— begin The records —

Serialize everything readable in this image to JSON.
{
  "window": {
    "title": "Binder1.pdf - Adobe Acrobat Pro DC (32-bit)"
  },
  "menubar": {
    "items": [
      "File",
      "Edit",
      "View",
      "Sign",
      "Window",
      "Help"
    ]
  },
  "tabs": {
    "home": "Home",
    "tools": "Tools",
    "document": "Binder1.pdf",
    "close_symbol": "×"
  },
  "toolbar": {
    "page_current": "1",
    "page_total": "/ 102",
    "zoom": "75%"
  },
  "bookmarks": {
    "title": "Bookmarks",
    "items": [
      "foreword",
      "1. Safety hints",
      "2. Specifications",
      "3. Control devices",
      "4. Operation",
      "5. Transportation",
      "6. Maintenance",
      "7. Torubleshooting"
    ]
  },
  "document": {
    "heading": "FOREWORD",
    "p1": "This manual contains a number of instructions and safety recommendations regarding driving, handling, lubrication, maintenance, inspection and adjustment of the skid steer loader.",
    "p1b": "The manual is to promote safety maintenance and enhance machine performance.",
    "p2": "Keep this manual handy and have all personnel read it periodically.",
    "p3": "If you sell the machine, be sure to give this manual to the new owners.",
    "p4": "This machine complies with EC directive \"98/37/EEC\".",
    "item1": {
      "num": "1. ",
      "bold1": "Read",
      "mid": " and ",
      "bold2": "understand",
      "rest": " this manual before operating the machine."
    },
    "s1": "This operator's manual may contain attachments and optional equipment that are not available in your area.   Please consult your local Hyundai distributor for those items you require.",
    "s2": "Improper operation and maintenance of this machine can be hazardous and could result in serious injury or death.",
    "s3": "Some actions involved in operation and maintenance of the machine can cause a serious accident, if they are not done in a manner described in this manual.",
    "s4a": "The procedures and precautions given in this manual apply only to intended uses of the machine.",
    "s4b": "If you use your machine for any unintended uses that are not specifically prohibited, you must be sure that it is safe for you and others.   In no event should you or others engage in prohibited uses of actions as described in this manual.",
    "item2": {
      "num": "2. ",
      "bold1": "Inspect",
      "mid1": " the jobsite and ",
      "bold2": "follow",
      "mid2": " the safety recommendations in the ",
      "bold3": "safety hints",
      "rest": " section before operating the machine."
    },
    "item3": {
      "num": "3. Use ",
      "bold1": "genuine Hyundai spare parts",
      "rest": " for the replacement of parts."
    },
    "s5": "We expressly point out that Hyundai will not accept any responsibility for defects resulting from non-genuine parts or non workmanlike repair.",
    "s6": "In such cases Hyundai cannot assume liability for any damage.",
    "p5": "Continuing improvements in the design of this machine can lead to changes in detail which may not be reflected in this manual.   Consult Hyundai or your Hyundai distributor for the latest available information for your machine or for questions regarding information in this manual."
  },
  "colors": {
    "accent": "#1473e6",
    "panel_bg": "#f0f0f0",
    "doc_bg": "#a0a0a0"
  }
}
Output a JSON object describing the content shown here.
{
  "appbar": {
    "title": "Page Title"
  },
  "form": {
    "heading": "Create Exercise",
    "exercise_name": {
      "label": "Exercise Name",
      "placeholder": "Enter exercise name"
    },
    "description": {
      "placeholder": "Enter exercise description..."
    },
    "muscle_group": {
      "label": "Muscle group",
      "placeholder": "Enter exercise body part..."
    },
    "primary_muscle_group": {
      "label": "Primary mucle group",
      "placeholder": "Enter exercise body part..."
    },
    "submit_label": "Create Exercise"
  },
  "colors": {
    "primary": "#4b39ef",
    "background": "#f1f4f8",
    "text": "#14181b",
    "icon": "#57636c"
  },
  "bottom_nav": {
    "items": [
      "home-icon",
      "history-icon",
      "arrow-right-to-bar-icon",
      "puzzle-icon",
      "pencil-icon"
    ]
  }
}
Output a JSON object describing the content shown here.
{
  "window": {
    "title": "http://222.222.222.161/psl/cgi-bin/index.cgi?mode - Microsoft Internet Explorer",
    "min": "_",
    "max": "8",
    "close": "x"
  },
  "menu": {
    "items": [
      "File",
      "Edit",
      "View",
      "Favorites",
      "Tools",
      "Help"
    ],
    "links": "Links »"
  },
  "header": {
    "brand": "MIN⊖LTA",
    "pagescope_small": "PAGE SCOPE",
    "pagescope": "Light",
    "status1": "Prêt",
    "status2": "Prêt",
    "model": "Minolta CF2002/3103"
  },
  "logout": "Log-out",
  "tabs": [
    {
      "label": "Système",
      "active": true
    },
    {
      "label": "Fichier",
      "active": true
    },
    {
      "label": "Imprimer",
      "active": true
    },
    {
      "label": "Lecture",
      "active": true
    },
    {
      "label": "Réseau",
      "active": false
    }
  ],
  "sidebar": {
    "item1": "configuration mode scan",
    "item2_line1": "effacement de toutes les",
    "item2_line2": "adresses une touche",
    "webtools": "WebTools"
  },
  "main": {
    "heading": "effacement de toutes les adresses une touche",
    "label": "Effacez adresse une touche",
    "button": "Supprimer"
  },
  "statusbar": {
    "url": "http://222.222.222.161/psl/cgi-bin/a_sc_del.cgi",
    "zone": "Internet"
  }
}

— end The records —

_What to do:_ Give back the whole listing exactly as it reads.

_Answer below:_
Serialize everything readable in this image to JSON.
{
  "window": {
    "title": "Binder1.pdf - Adobe Acrobat Pro DC (32-bit)"
  },
  "menubar": {
    "items": [
      "File",
      "Edit",
      "View",
      "Sign",
      "Window",
      "Help"
    ]
  },
  "tabs": {
    "home": "Home",
    "tools": "Tools",
    "document": "Binder1.pdf",
    "close_symbol": "×"
  },
  "toolbar": {
    "page_current": "1",
    "page_total": "/ 102",
    "zoom": "75%"
  },
  "bookmarks": {
    "title": "Bookmarks",
    "items": [
      "foreword",
      "1. Safety hints",
      "2. Specifications",
      "3. Control devices",
      "4. Operation",
      "5. Transportation",
      "6. Maintenance",
      "7. Torubleshooting"
    ]
  },
  "document": {
    "heading": "FOREWORD",
    "p1": "This manual contains a number of instructions and safety recommendations regarding driving, handling, lubrication, maintenance, inspection and adjustment of the skid steer loader.",
    "p1b": "The manual is to promote safety maintenance and enhance machine performance.",
    "p2": "Keep this manual handy and have all personnel read it periodically.",
    "p3": "If you sell the machine, be sure to give this manual to the new owners.",
    "p4": "This machine complies with EC directive \"98/37/EEC\".",
    "item1": {
      "num": "1. ",
      "bold1": "Read",
      "mid": " and ",
      "bold2": "understand",
      "rest": " this manual before operating the machine."
    },
    "s1": "This operator's manual may contain attachments and optional equipment that are not available in your area.   Please consult your local Hyundai distributor for those items you require.",
    "s2": "Improper operation and maintenance of this machine can be hazardous and could result in serious injury or death.",
    "s3": "Some actions involved in operation and maintenance of the machine can cause a serious accident, if they are not done in a manner described in this manual.",
    "s4a": "The procedures and precautions given in this manual apply only to intended uses of the machine.",
    "s4b": "If you use your machine for any unintended uses that are not specifically prohibited, you must be sure that it is safe for you and others.   In no event should you or others engage in prohibited uses of actions as described in this manual.",
    "item2": {
      "num": "2. ",
      "bold1": "Inspect",
      "mid1": " the jobsite and ",
      "bold2": "follow",
      "mid2": " the safety recommendations in the ",
      "bold3": "safety hints",
      "rest": " section before operating the machine."
    },
    "item3": {
      "num": "3. Use ",
      "bold1": "genuine Hyundai spare parts",
      "rest": " for the replacement of parts."
    },
    "s5": "We expressly point out that Hyundai will not accept any responsibility for defects resulting from non-genuine parts or non workmanlike repair.",
    "s6": "In such cases Hyundai cannot assume liability for any damage.",
    "p5": "Continuing improvements in the design of this machine can lead to changes in detail which may not be reflected in this manual.   Consult Hyundai or your Hyundai distributor for the latest available information for your machine or for questions regarding information in this manual."
  },
  "colors": {
    "accent": "#1473e6",
    "panel_bg": "#f0f0f0",
    "doc_bg": "#a0a0a0"
  }
}
Output a JSON object describing the content shown here.
{
  "appbar": {
    "title": "Page Title"
  },
  "form": {
    "heading": "Create Exercise",
    "exercise_name": {
      "label": "Exercise Name",
      "placeholder": "Enter exercise name"
    },
    "description": {
      "placeholder": "Enter exercise description..."
    },
    "muscle_group": {
      "label": "Muscle group",
      "placeholder": "Enter exercise body part..."
    },
    "primary_muscle_group": {
      "label": "Primary mucle group",
      "placeholder": "Enter exercise body part..."
    },
    "submit_label": "Create Exercise"
  },
  "colors": {
    "primary": "#4b39ef",
    "background": "#f1f4f8",
    "text": "#14181b",
    "icon": "#57636c"
  },
  "bottom_nav": {
    "items": [
      "home-icon",
      "history-icon",
      "arrow-right-to-bar-icon",
      "puzzle-icon",
      "pencil-icon"
    ]
  }
}
Output a JSON object describing the content shown here.
{
  "window": {
    "title": "http://222.222.222.161/psl/cgi-bin/index.cgi?mode - Microsoft Internet Explorer",
    "min": "_",
    "max": "8",
    "close": "x"
  },
  "menu": {
    "items": [
      "File",
      "Edit",
      "View",
      "Favorites",
      "Tools",
      "Help"
    ],
    "links": "Links »"
  },
  "header": {
    "brand": "MIN⊖LTA",
    "pagescope_small": "PAGE SCOPE",
    "pagescope": "Light",
    "status1": "Prêt",
    "status2": "Prêt",
    "model": "Minolta CF2002/3103"
  },
  "logout": "Log-out",
  "tabs": [
    {
      "label": "Système",
      "active": true
    },
    {
      "label": "Fichier",
      "active": true
    },
    {
      "label": "Imprimer",
      "active": true
    },
    {
      "label": "Lecture",
      "active": true
    },
    {
      "label": "Réseau",
      "active": false
    }
  ],
  "sidebar": {
    "item1": "configuration mode scan",
    "item2_line1": "effacement de toutes les",
    "item2_line2": "adresses une touche",
    "webtools": "WebTools"
  },
  "main": {
    "heading": "effacement de toutes les adresses une touche",
    "label": "Effacez adresse une touche",
    "button": "Supprimer"
  },
  "statusbar": {
    "url": "http://222.222.222.161/psl/cgi-bin/a_sc_del.cgi",
    "zone": "Internet"
  }
}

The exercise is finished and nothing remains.